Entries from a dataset

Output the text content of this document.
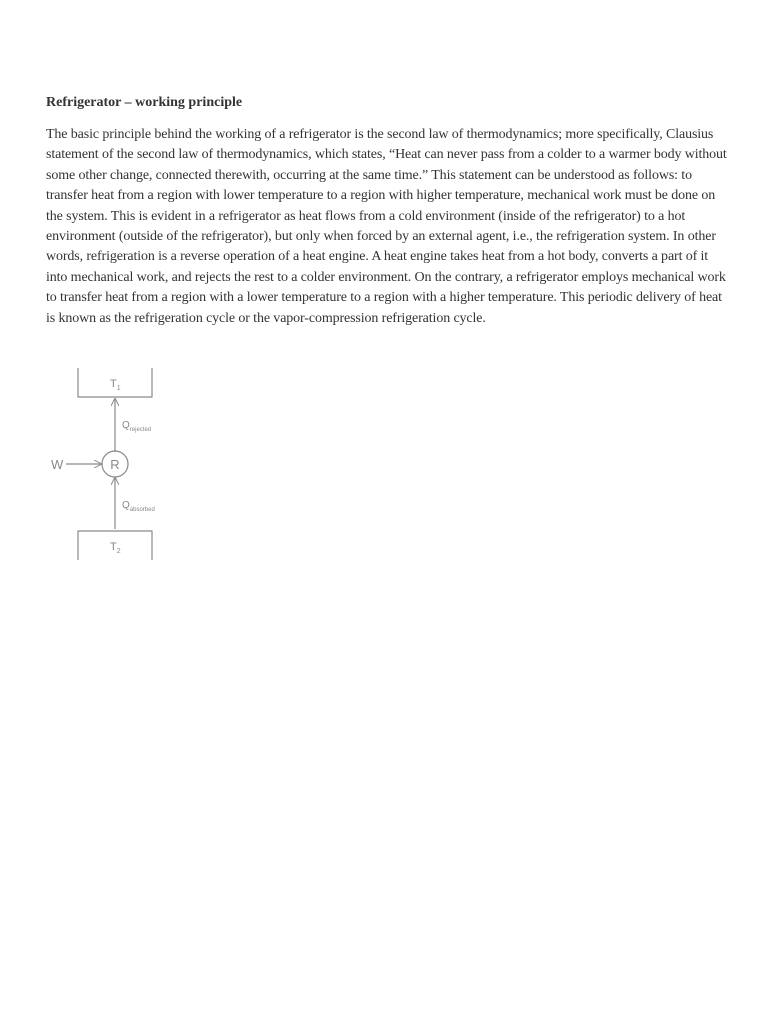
Refrigerator – working principle

The basic principle behind the working of a refrigerator is the second law of thermodynamics; more specifically, Clausius statement of the second law of thermodynamics, which states, “Heat can never pass from a colder to a warmer body without some other change, connected therewith, occurring at the same time.” This statement can be understood as follows: to transfer heat from a region with lower temperature to a region with higher temperature, mechanical work must be done on the system. This is evident in a refrigerator as heat flows from a cold environment (inside of the refrigerator) to a hot environment (outside of the refrigerator), but only when forced by an external agent, i.e., the refrigeration system. In other words, refrigeration is a reverse operation of a heat engine. A heat engine takes heat from a hot body, converts a part of it into mechanical work, and rejects the rest to a colder environment. On the contrary, a refrigerator employs mechanical work to transfer heat from a region with a lower temperature to a region with a higher temperature. This periodic delivery of heat is known as the refrigeration cycle or the vapor-compression refrigeration cycle.

$T_1$
$Q_{rejected}$
R
W
$Q_{absorbed}$
$T_2$
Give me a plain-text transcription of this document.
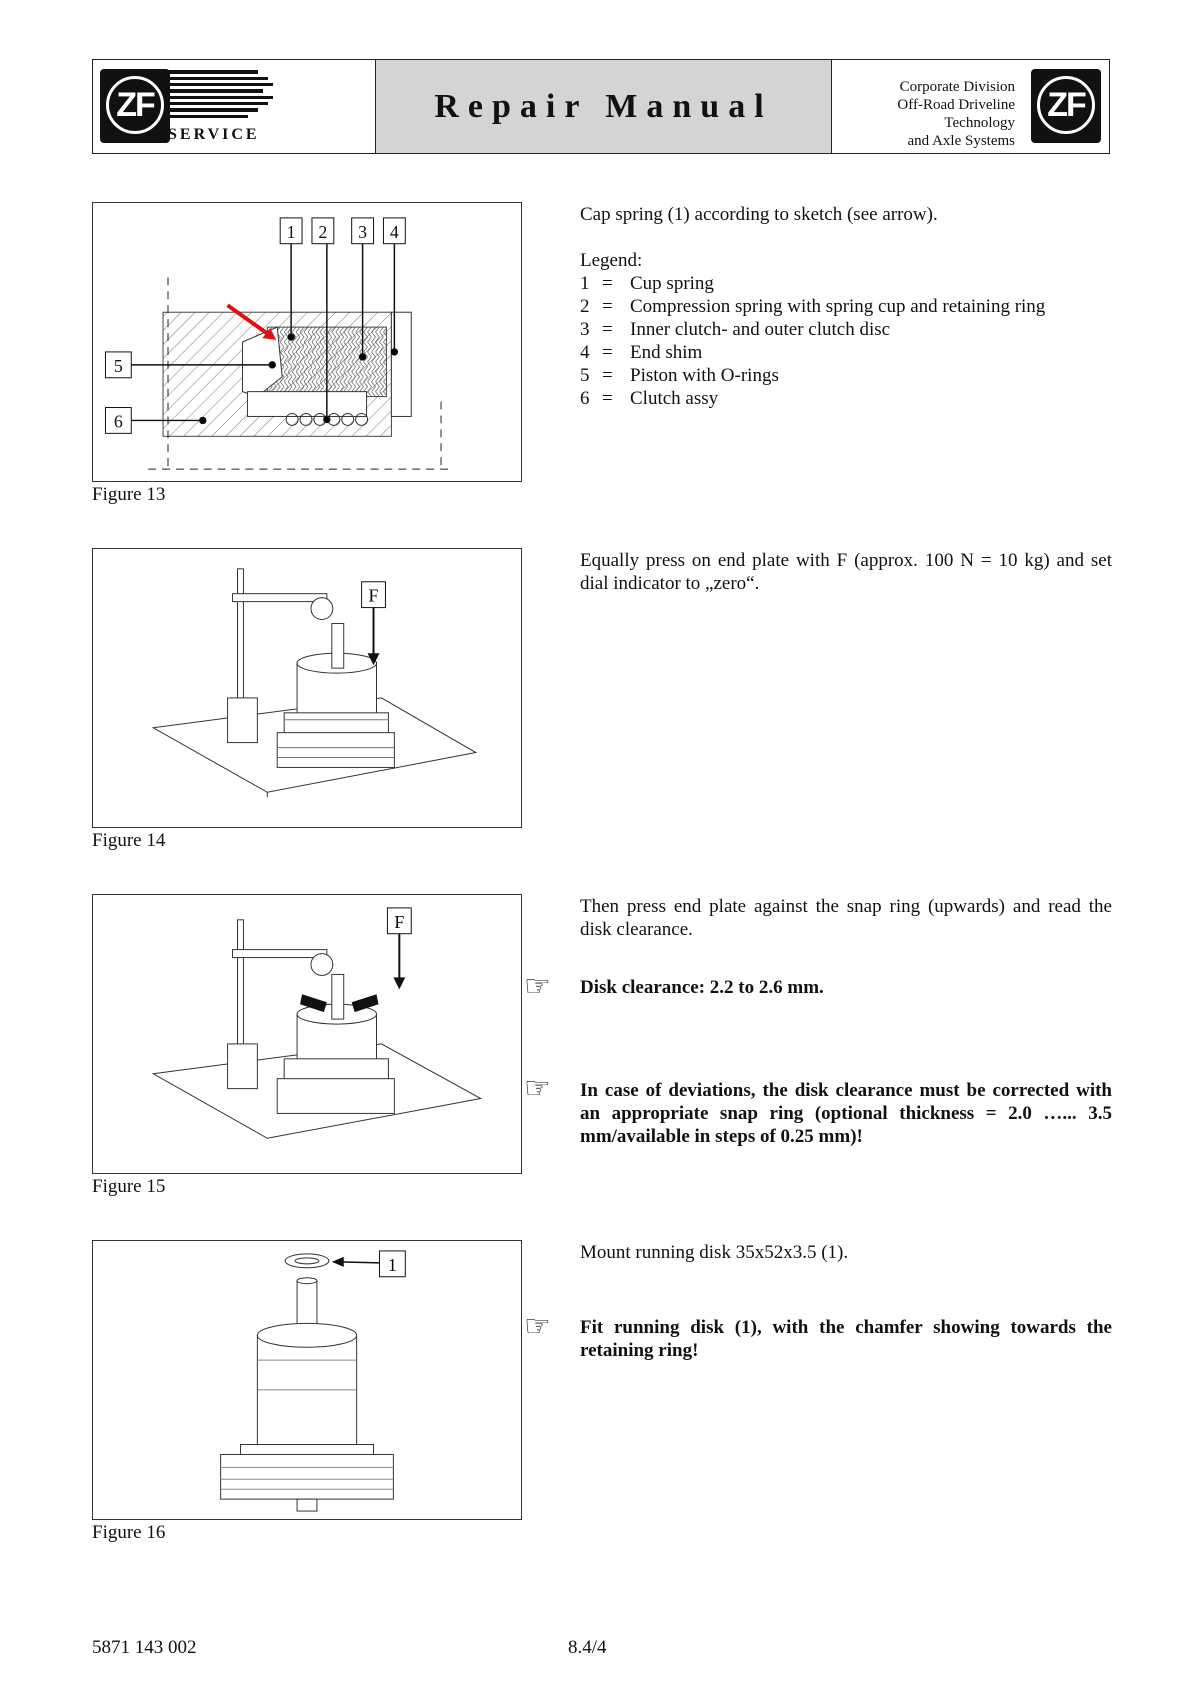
ZF
SERVICE
Repair Manual
Corporate Division
Off-Road Driveline
Technology
and Axle Systems
ZF
1 2 3 4
5
6
Figure 13
Cap spring (1) according to sketch (see arrow).
Legend:
1 = Cup spring
2 = Compression spring with spring cup and retaining ring
3 = Inner clutch- and outer clutch disc
4 = End shim
5 = Piston with O-rings
6 = Clutch assy
F
Figure 14
Equally press on end plate with F (approx. 100 N = 10 kg) and set dial indicator to „zero“.
F
Figure 15
Then press end plate against the snap ring (upwards) and read the disk clearance.
☞ Disk clearance: 2.2 to 2.6 mm.
☞ In case of deviations, the disk clearance must be corrected with an appropriate snap ring (optional thickness = 2.0 …... 3.5 mm/available in steps of 0.25 mm)!
1
Figure 16
Mount running disk 35x52x3.5 (1).
☞ Fit running disk (1), with the chamfer showing towards the retaining ring!
5871 143 002	8.4/4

Task goal:
Return every line of the records exactly as given, pictures excluded.

Complete answer:
Output the text content of this document.
Refrigerator – working principle

The basic principle behind the working of a refrigerator is the second law of thermodynamics; more specifically, Clausius statement of the second law of thermodynamics, which states, “Heat can never pass from a colder to a warmer body without some other change, connected therewith, occurring at the same time.” This statement can be understood as follows: to transfer heat from a region with lower temperature to a region with higher temperature, mechanical work must be done on the system. This is evident in a refrigerator as heat flows from a cold environment (inside of the refrigerator) to a hot environment (outside of the refrigerator), but only when forced by an external agent, i.e., the refrigeration system. In other words, refrigeration is a reverse operation of a heat engine. A heat engine takes heat from a hot body, converts a part of it into mechanical work, and rejects the rest to a colder environment. On the contrary, a refrigerator employs mechanical work to transfer heat from a region with a lower temperature to a region with a higher temperature. This periodic delivery of heat is known as the refrigeration cycle or the vapor-compression refrigeration cycle.

$T_1$
$Q_{rejected}$
R
W
$Q_{absorbed}$
$T_2$
Give me a plain-text transcription of this document.
ZF
SERVICE
Repair Manual
Corporate Division
Off-Road Driveline
Technology
and Axle Systems
ZF
1 2 3 4
5
6
Figure 13
Cap spring (1) according to sketch (see arrow).
Legend:
1 = Cup spring
2 = Compression spring with spring cup and retaining ring
3 = Inner clutch- and outer clutch disc
4 = End shim
5 = Piston with O-rings
6 = Clutch assy
F
Figure 14
Equally press on end plate with F (approx. 100 N = 10 kg) and set dial indicator to „zero“.
F
Figure 15
Then press end plate against the snap ring (upwards) and read the disk clearance.
☞ Disk clearance: 2.2 to 2.6 mm.
☞ In case of deviations, the disk clearance must be corrected with an appropriate snap ring (optional thickness = 2.0 …... 3.5 mm/available in steps of 0.25 mm)!
1
Figure 16
Mount running disk 35x52x3.5 (1).
☞ Fit running disk (1), with the chamfer showing towards the retaining ring!
5871 143 002	8.4/4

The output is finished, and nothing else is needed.